**Data to use:**
━━━━━━━━━━━━━━━━

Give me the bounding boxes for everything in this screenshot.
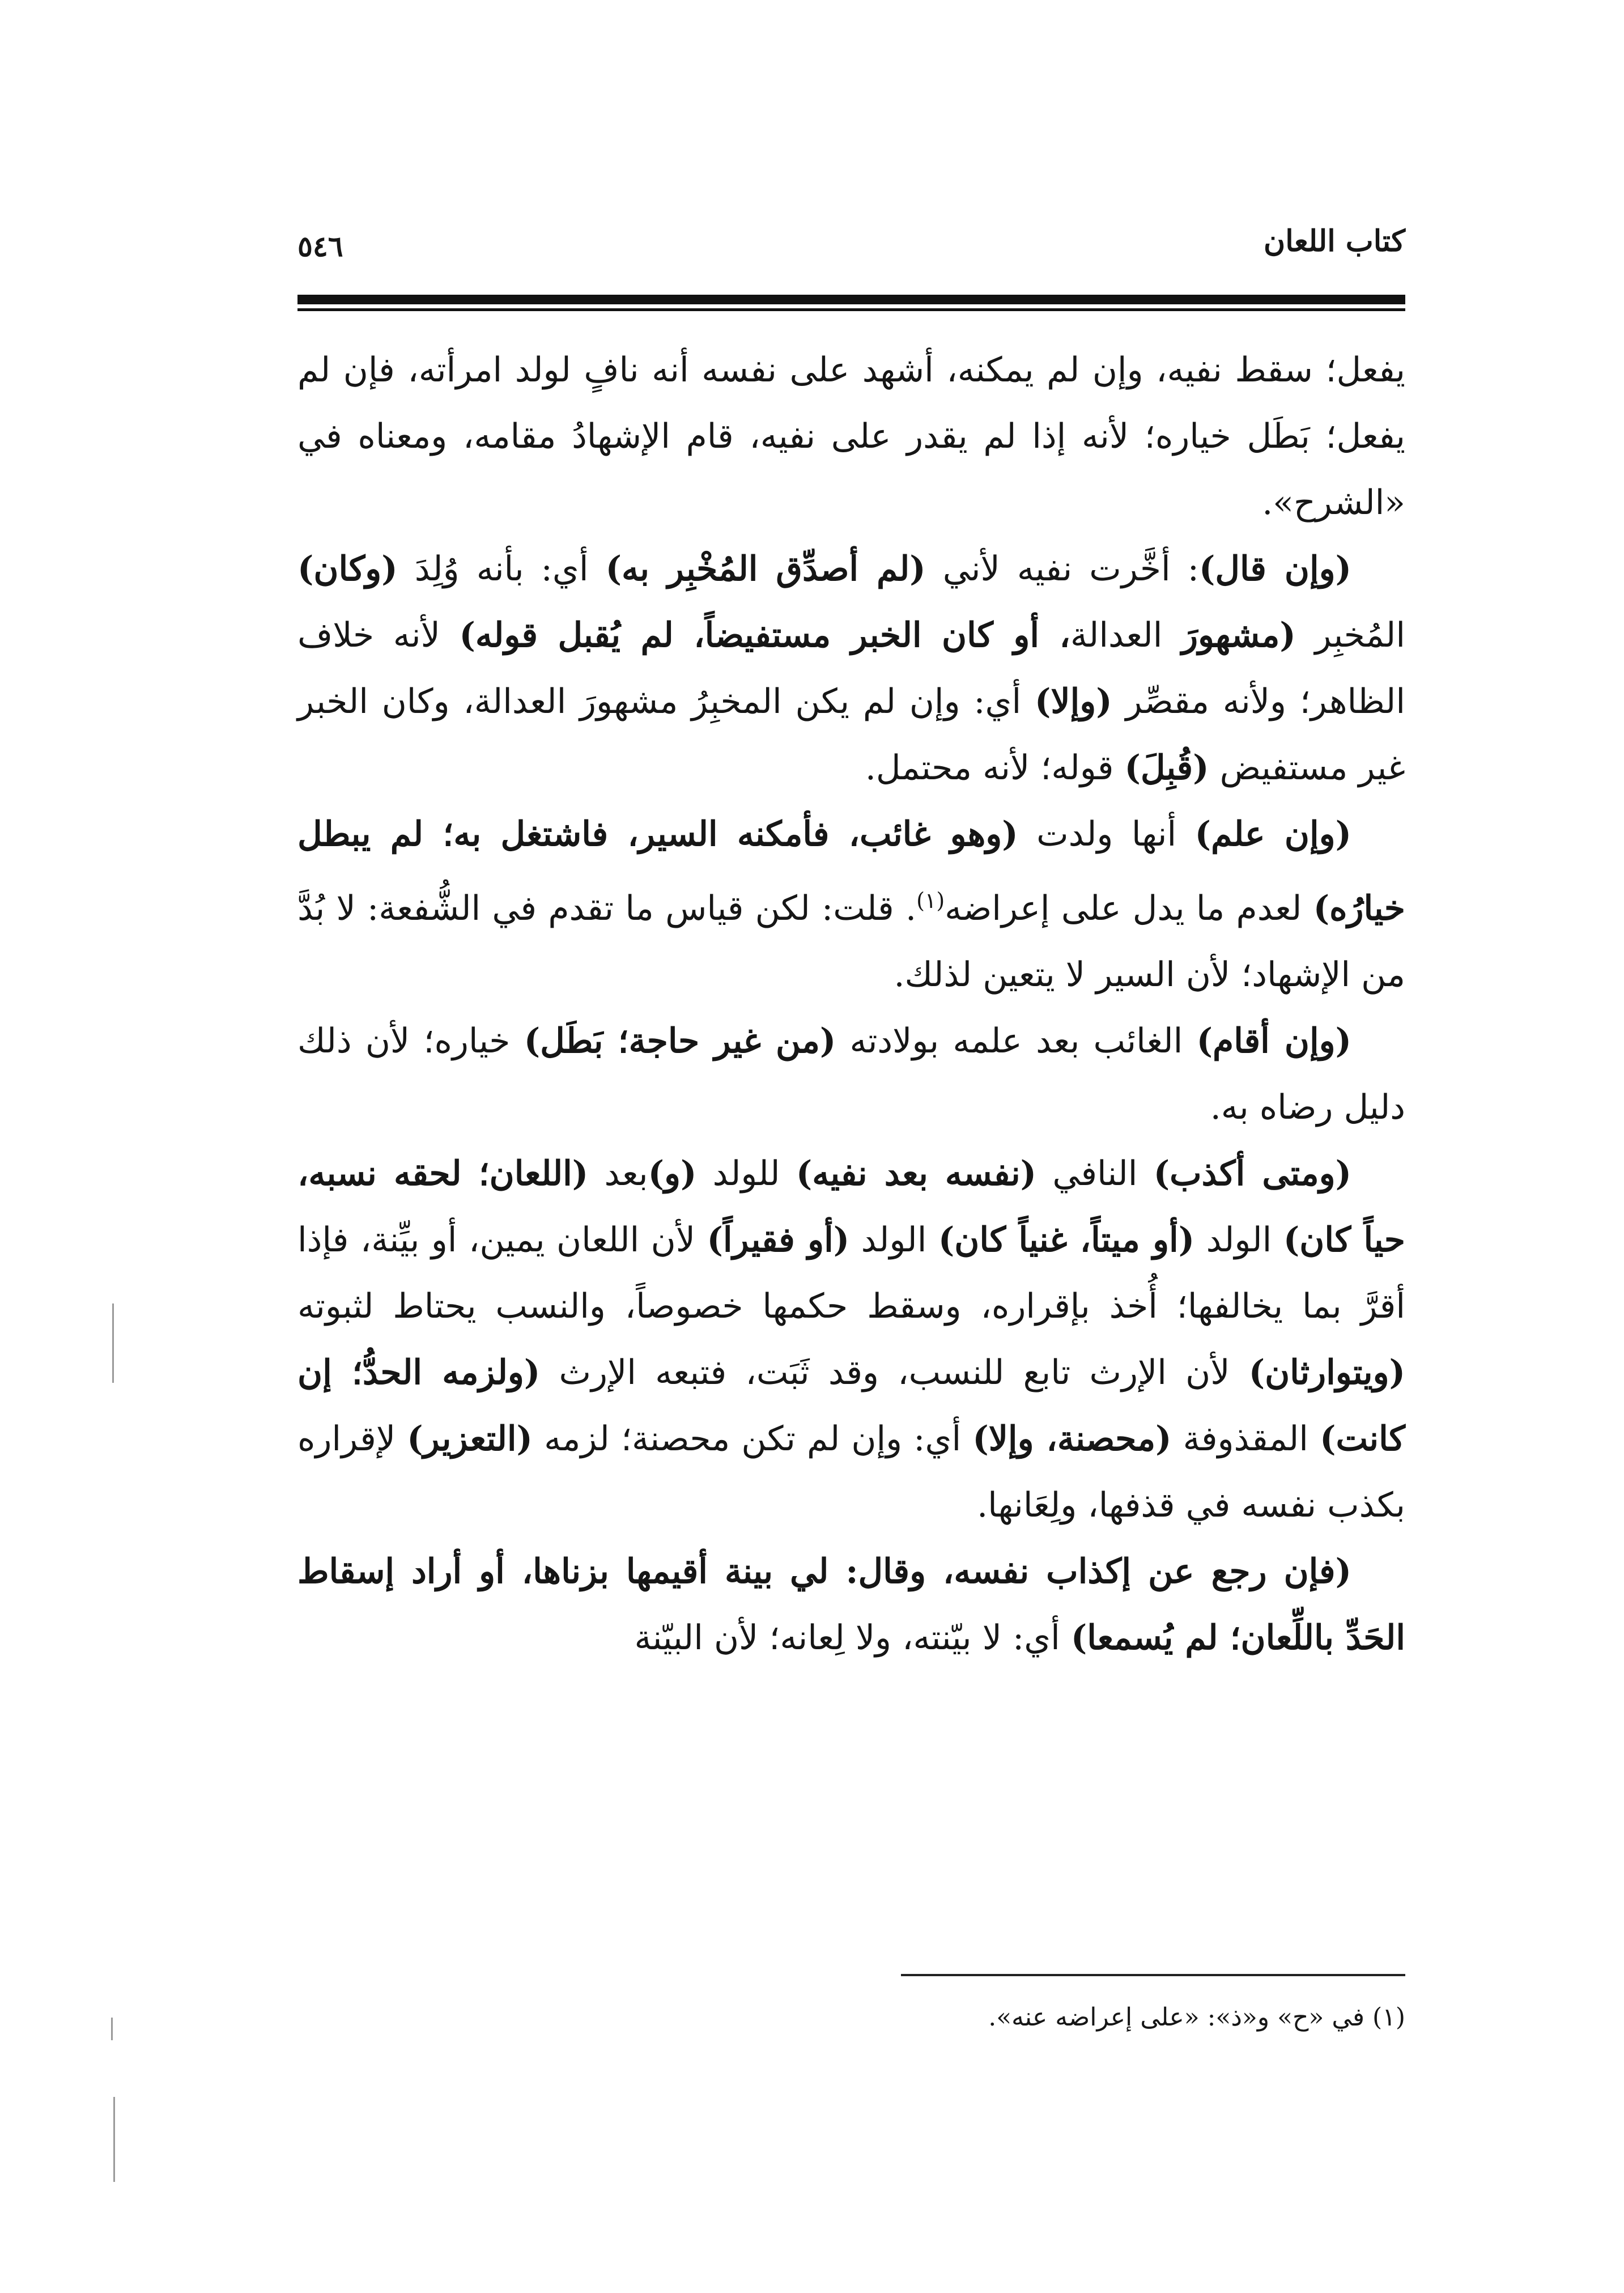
sharh-text: أي: وإن لم يكن المخبِرُ مشهورَ العدالة، وكان الخبر غير مستفيض [297, 682, 1405, 788]
sharh-text: لإقراره بكذب نفسه في قذفها، ولِعَانها. [297, 1419, 1405, 1525]
matn-text: (قُبِلَ) [1124, 748, 1209, 788]
sharh-text: لأن اللعان يمين، أو بيِّنة، فإذا أقرَّ بما يخالفها؛ أُخذ بإقراره، وسقط حكمها خصوصاً، والنسب يحتاط لثبوته [297, 1220, 1405, 1326]
scan-edge-mark [111, 2018, 113, 2040]
matn-text: (فإن رجع عن إكذاب نفسه، وقال: لي بينة أقيمها بزناها، أو أراد إسقاط الحَدِّ باللِّعان؛ لم يُسمعا) [297, 1552, 1405, 1658]
sharh-text: لأنه خلاف الظاهر؛ ولأنه مقصِّر [297, 615, 1405, 721]
matn-text: (أو ميتاً، غنياً كان) [938, 1220, 1195, 1260]
matn-text: ، أو كان الخبر مستفيضاً، لم يُقبل قوله) [459, 615, 1070, 655]
sharh-text: يفعل؛ سقط نفيه، وإن لم يمكنه، أشهد على نفسه أنه نافٍ لولد امرأته، فإن لم يفعل؛ بَطَل خياره؛ لأنه إذا لم يقدر على نفيه، قام الإشهادُ مقامه، ومعناه في «الشرح». [297, 350, 1405, 523]
matn-text: (محصنة، وإلا) [972, 1419, 1172, 1459]
sharh-text: . قلت: لكن قياس ما تقدم في الشُّفعة: لا بُدَّ من الإشهاد؛ لأن السير لا يتعين لذلك. [297, 889, 1405, 995]
sharh-text: خياره؛ لأن ذلك دليل رضاه به. [297, 1021, 1405, 1127]
footnote-separator [901, 1974, 1405, 1976]
sharh-text: للولد [696, 1154, 796, 1194]
header-rule-thick [297, 295, 1405, 304]
matn-text: (ولزمه الحدُّ؛ إن كانت) [297, 1353, 1405, 1459]
matn-text: (من غير حاجة؛ بَطَل) [524, 1021, 836, 1061]
running-title: كتاب اللعان [1264, 224, 1405, 258]
scan-edge-mark [113, 2097, 115, 2182]
page-header [297, 224, 1405, 281]
sharh-text: لأن الإرث تابع للنسب، وقد ثَبَت، فتبعه الإرث [540, 1353, 1249, 1392]
scan-edge-mark [112, 1303, 114, 1383]
sharh-text: : أخَّرت نفيه لأني [925, 549, 1200, 589]
sharh-text: المُخبِر [1295, 615, 1405, 655]
sharh-text: المقذوفة [1171, 1419, 1320, 1459]
matn-text: (وإن أقام) [1196, 1021, 1352, 1061]
paragraph [297, 1008, 1405, 1141]
matn-text: (نفسه بعد نفيه) [796, 1154, 1037, 1194]
matn-text: (وإن قال) [1199, 549, 1352, 589]
matn-text: (ومتى أكذب) [1153, 1154, 1352, 1194]
footnote-ref: (١) [916, 888, 945, 913]
matn-text: (أو فقيراً) [707, 1220, 850, 1260]
sharh-text: الولد [1194, 1220, 1283, 1260]
sharh-text: بعد [588, 1154, 648, 1194]
matn-text: (التعزير) [407, 1419, 533, 1459]
matn-text: (مشهورَ [1181, 615, 1296, 655]
header-rule-thin [297, 308, 1405, 311]
paragraph [297, 801, 1405, 1008]
matn-text: (وهو غائب، فأمكنه السير، فاشتغل به؛ لم يبطل خيارُه) [297, 814, 1405, 928]
page-number: ٥٤٦ [297, 230, 343, 263]
paragraph [297, 337, 1405, 536]
sharh-text: أي: لا بيّنته، ولا لِعانه؛ لأن البيّنة [634, 1618, 1071, 1658]
matn-text: (لم أصدِّق المُخْبِر به) [605, 549, 926, 589]
paragraph [297, 1141, 1405, 1539]
paragraph [297, 1539, 1405, 1671]
sharh-text: أي: وإن لم تكن محصنة؛ لزمه [532, 1419, 973, 1459]
matn-text: (وإن علم) [1194, 814, 1352, 854]
sharh-text: الغائب بعد علمه بولادته [836, 1021, 1197, 1061]
matn-text: (وكان) [297, 549, 398, 589]
sharh-text: قوله؛ لأنه محتمل. [865, 748, 1125, 788]
footnote: (١) في «ح» و«ذ»: «على إعراضه عنه». [988, 2003, 1405, 2032]
matn-text: (ويتوارثان) [1248, 1353, 1405, 1392]
body-text [297, 337, 1405, 1671]
sharh-text: الولد [849, 1220, 938, 1260]
paragraph [297, 536, 1405, 801]
matn-text: (اللعان؛ لحقه نسبه، حياً كان) [297, 1154, 1405, 1260]
sharh-text: أي: بأنه وُلِدَ [397, 549, 606, 589]
sharh-text: العدالة [1070, 615, 1182, 655]
sharh-text: لعدم ما يدل على إعراضه [945, 889, 1313, 928]
matn-text: (وإلا) [1035, 682, 1112, 721]
matn-text: (و) [648, 1154, 697, 1194]
sharh-text: النافي [1036, 1154, 1154, 1194]
sharh-text: أنها ولدت [1018, 814, 1195, 854]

━━━━━━━━━━━━━━━━

How many of the lines above contain the word "محصنة"? Case counts. Reply with the number only.

2